-- Start DATA EXCERPTS --

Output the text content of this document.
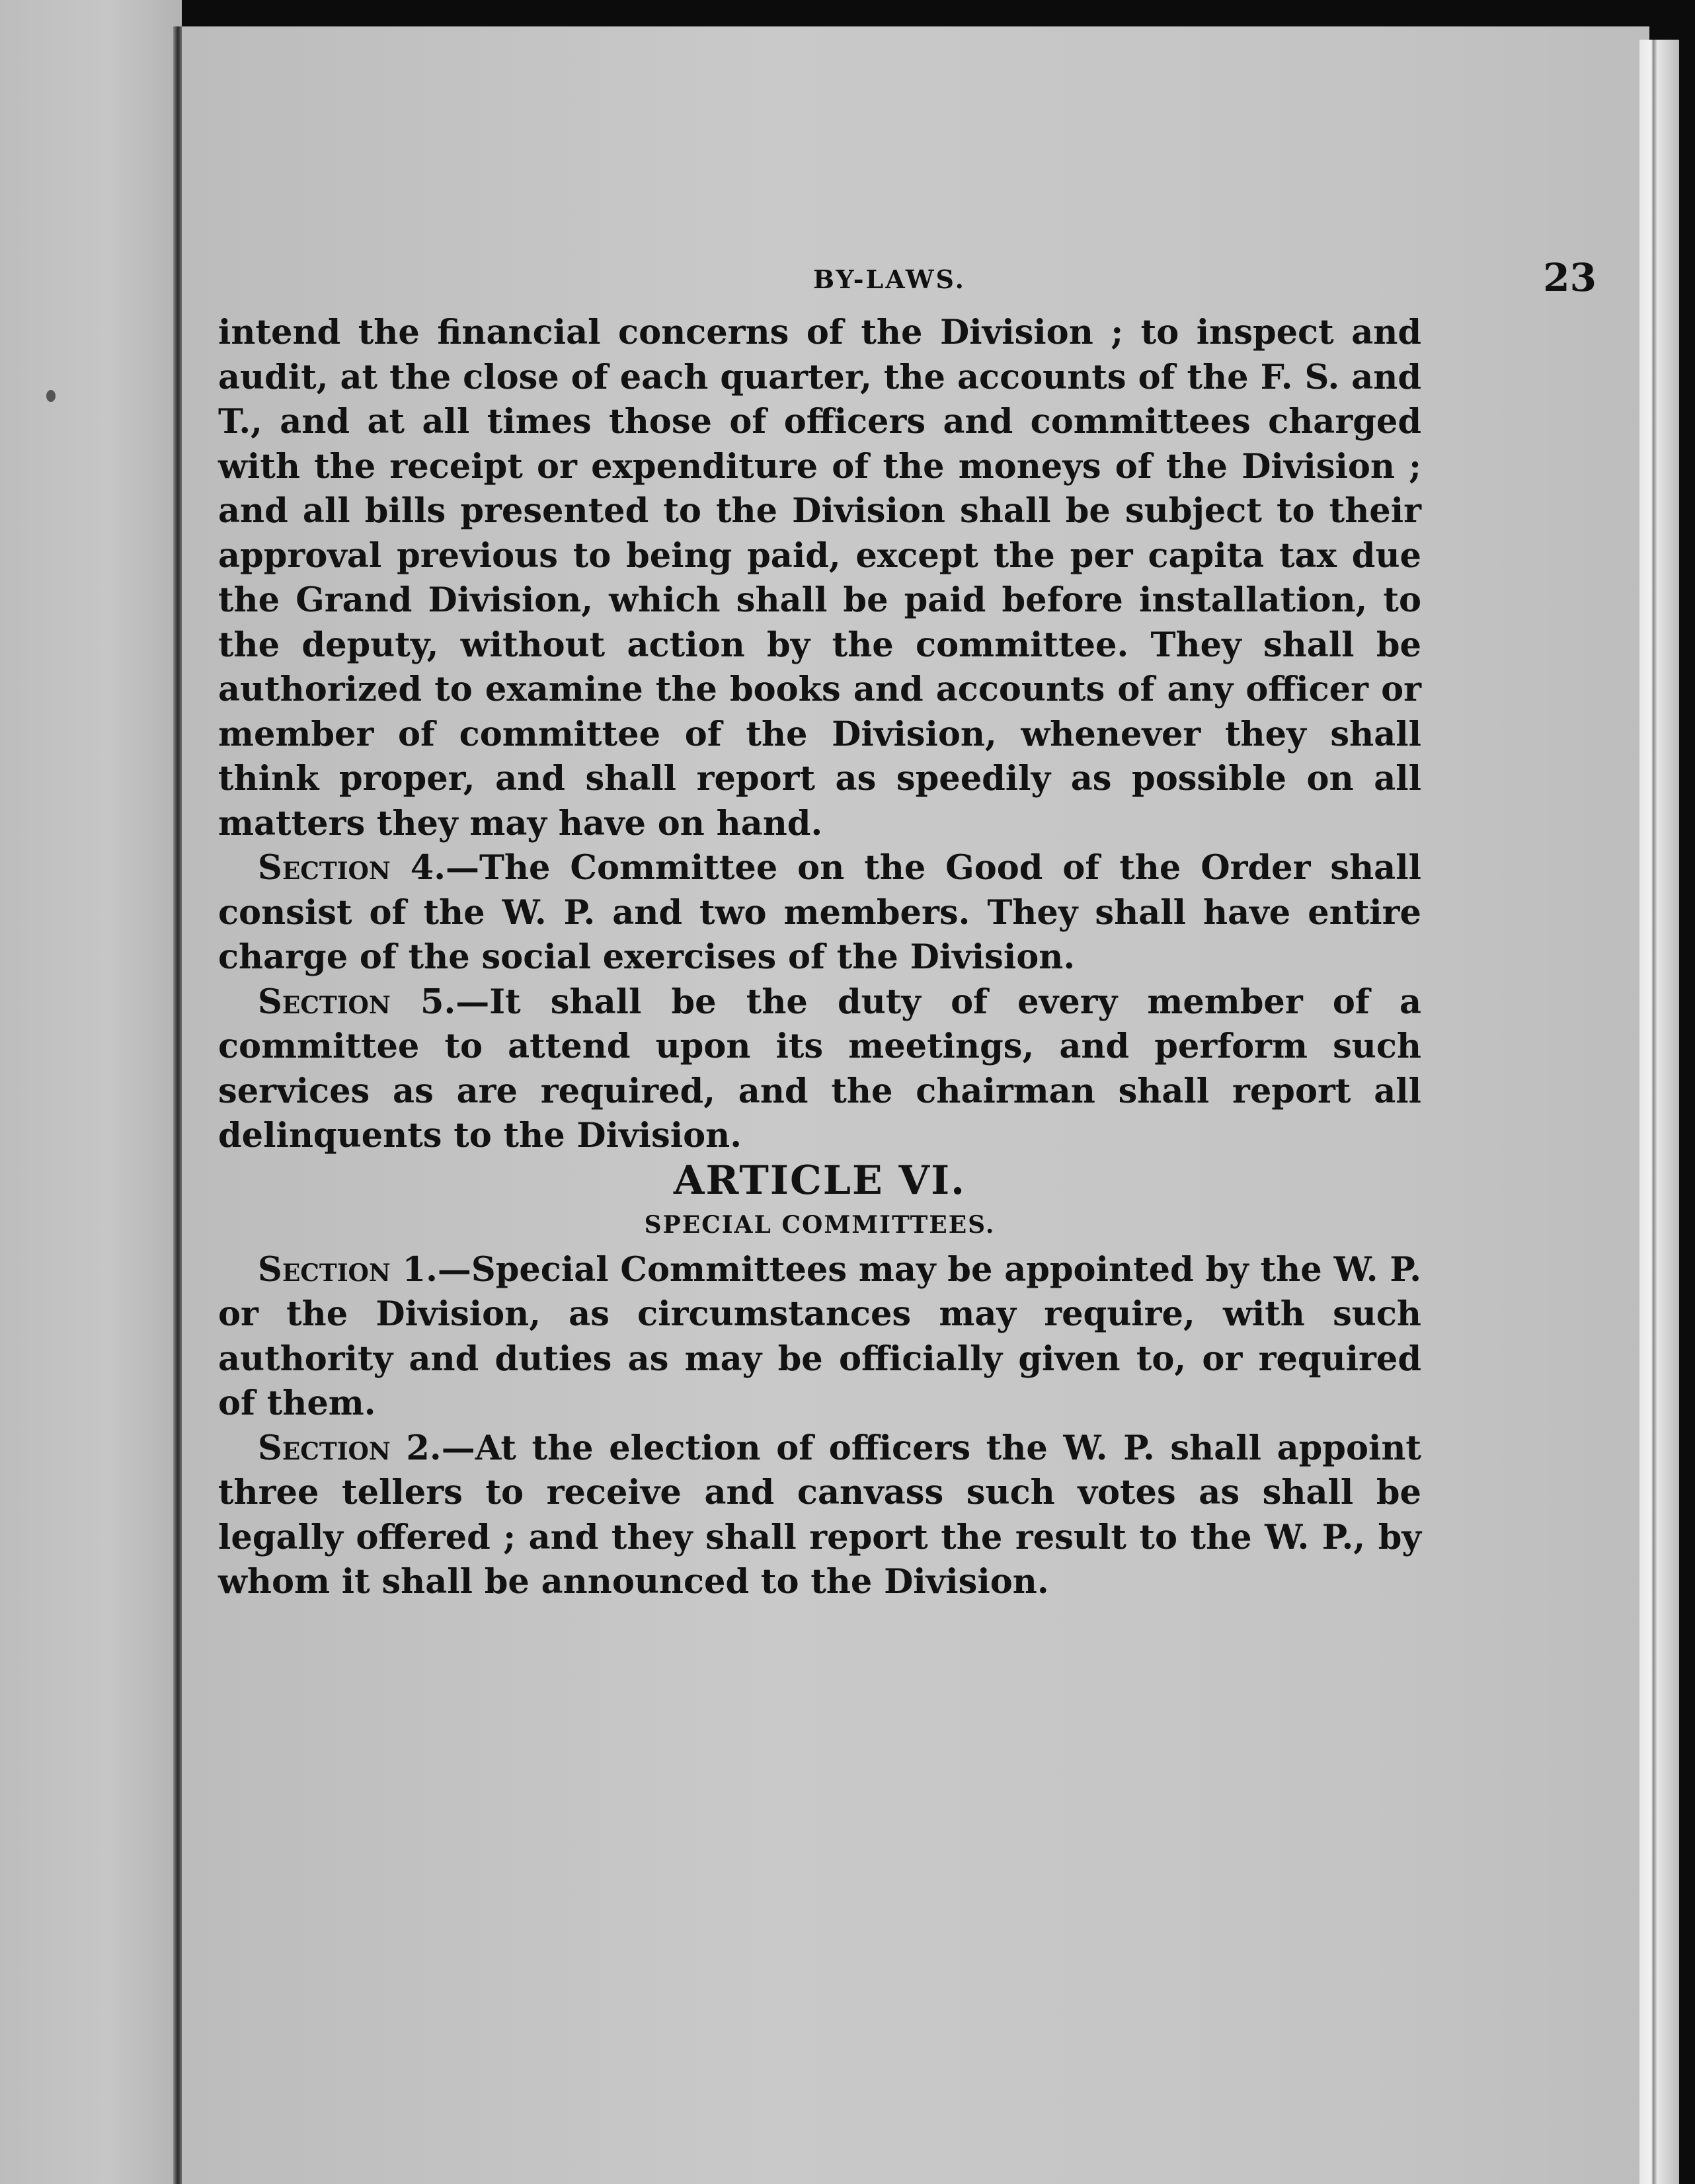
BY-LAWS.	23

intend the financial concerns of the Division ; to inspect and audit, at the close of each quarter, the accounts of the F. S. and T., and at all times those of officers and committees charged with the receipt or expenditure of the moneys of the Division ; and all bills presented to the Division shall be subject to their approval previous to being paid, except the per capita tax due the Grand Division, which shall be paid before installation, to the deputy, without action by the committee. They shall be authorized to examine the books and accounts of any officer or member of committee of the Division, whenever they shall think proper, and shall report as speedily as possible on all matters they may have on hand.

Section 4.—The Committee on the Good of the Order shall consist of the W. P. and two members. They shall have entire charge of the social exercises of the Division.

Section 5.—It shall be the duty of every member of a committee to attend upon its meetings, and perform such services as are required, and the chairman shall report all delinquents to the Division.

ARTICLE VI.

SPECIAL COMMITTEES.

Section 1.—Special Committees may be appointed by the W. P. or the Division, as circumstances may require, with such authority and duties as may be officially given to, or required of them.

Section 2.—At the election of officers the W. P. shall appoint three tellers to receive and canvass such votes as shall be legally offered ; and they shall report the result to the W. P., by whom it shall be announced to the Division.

-- End DATA EXCERPTS --

_TO BE DONE_. For each line of the entries that includes "officers", show that line.

_FINISHED ANSWER_.
intend the financial concerns of the Division ; to inspect and audit, at the close of each quarter, the accounts of the F. S. and T., and at all times those of officers and committees charged with the receipt or expenditure of the moneys of the Division ; and all bills presented to the Division shall be subject to their approval previous to being paid, except the per capita tax due the Grand Division, which shall be paid before installation, to the deputy, without action by the committee. They shall be authorized to examine the books and accounts of any officer or member of committee of the Division, whenever they shall think proper, and shall report as speedily as possible on all matters they may have on hand.
Section 2.—At the election of officers the W. P. shall appoint three tellers to receive and canvass such votes as shall be legally offered ; and they shall report the result to the W. P., by whom it shall be announced to the Division.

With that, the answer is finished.